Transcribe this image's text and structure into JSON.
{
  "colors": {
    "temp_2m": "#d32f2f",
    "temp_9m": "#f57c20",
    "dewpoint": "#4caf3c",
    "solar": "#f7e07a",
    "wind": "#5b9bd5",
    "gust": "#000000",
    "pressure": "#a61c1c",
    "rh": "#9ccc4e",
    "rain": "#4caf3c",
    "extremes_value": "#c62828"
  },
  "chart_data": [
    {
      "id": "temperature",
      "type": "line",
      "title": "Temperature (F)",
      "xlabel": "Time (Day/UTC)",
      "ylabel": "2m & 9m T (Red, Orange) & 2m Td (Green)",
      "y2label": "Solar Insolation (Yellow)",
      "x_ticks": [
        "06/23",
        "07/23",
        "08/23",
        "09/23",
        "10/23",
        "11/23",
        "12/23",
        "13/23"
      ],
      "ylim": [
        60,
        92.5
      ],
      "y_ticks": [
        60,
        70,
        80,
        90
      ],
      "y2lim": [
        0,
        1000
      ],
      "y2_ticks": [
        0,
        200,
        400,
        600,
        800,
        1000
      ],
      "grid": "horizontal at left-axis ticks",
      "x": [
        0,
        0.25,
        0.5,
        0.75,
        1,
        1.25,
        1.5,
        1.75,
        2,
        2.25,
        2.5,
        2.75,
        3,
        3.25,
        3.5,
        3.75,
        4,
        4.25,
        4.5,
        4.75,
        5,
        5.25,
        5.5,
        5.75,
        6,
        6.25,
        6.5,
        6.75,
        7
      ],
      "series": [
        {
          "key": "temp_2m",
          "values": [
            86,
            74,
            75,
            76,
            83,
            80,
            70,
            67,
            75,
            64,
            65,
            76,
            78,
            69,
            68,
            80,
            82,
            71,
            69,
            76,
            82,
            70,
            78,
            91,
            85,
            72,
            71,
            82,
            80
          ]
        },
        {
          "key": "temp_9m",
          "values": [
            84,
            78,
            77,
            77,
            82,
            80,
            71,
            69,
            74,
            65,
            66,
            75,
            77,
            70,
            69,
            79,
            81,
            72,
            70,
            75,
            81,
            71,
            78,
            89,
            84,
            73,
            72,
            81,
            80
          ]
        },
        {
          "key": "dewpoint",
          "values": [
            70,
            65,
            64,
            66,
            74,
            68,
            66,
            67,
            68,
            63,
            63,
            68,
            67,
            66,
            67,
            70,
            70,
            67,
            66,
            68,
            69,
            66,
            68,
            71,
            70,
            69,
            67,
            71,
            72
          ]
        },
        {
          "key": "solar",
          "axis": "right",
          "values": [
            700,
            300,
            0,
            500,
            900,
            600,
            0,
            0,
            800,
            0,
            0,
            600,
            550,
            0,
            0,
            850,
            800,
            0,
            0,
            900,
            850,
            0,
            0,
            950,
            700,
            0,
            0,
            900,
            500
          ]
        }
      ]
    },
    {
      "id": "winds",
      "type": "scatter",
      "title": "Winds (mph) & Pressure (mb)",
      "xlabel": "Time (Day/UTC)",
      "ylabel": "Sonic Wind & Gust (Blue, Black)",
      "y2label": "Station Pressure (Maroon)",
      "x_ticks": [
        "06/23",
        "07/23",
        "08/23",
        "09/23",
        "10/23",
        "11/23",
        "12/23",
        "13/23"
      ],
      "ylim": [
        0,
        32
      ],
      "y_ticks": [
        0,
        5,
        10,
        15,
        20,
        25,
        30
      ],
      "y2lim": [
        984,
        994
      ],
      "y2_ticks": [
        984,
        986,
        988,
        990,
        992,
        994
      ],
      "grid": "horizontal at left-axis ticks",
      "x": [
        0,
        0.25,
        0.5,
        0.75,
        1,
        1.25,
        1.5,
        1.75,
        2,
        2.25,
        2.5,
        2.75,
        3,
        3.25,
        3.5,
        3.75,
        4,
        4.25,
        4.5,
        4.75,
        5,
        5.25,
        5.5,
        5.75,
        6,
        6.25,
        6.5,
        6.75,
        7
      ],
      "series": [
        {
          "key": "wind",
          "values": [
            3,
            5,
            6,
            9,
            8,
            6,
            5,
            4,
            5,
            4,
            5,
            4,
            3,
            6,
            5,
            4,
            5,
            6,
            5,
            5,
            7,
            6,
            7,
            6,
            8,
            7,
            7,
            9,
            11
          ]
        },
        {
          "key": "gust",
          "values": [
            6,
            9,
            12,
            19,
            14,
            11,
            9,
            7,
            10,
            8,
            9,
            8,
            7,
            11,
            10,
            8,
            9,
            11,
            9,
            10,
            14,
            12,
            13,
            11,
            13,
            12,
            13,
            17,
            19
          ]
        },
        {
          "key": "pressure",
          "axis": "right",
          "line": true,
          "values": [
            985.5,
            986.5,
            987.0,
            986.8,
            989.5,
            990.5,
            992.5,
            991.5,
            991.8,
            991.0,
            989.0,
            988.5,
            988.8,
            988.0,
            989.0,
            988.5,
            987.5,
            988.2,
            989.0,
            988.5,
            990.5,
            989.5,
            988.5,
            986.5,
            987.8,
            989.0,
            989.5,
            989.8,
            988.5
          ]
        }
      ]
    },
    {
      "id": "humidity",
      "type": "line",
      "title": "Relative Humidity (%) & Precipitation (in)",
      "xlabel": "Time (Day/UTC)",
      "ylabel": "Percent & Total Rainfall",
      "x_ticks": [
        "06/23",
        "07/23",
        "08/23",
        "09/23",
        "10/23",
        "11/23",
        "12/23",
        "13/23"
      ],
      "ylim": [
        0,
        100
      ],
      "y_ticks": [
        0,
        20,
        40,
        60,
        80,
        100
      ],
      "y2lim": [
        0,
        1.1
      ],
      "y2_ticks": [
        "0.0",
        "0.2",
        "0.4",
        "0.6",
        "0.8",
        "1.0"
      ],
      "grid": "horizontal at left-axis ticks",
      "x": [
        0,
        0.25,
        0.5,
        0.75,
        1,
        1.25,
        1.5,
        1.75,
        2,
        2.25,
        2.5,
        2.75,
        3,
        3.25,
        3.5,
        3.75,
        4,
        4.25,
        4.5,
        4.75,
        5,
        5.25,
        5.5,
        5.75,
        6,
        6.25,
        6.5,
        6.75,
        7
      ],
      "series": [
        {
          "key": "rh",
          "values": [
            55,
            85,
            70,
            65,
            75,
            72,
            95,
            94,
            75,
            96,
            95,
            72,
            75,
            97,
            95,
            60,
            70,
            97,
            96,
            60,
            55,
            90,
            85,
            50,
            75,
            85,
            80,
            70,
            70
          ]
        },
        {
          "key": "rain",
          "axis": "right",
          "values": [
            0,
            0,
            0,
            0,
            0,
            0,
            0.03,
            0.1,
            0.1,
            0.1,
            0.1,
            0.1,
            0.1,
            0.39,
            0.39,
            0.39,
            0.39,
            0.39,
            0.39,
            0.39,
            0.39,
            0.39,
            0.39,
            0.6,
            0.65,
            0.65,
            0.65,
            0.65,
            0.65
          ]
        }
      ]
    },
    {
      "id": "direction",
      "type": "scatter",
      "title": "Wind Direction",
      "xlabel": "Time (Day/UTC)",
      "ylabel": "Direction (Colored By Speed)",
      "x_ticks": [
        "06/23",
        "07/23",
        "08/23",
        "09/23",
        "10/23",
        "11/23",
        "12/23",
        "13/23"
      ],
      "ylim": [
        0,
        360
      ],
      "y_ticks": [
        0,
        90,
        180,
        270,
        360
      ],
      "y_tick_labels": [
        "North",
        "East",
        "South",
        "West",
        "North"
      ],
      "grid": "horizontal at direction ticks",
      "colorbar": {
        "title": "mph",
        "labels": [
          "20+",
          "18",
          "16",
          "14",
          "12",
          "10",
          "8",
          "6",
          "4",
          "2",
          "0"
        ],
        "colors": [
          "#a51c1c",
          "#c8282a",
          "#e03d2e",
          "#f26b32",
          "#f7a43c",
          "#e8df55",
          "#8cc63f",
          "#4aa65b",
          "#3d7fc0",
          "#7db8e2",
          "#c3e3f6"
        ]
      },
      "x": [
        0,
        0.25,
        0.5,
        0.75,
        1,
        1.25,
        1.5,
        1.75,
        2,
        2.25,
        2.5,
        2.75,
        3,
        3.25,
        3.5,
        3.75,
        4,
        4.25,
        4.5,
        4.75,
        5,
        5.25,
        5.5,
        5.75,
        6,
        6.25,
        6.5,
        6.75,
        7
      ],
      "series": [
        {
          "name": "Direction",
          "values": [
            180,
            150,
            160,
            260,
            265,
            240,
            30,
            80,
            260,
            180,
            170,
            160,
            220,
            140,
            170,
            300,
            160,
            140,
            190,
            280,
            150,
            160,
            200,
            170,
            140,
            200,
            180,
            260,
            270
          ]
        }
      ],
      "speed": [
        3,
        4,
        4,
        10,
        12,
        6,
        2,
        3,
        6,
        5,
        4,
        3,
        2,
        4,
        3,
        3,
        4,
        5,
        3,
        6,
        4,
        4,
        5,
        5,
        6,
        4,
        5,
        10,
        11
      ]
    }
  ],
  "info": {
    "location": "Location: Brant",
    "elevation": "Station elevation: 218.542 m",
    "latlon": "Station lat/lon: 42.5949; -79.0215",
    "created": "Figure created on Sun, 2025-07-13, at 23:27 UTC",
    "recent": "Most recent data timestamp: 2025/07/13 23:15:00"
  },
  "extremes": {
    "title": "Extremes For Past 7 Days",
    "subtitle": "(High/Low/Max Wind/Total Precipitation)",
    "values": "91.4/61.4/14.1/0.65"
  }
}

_ _ _

Each line above that includes "Precipitation" should be shown.

• **TASK ANSWER**
      "title": "Relative Humidity (%) & Precipitation (in)",
    "subtitle": "(High/Low/Max Wind/Total Precipitation)",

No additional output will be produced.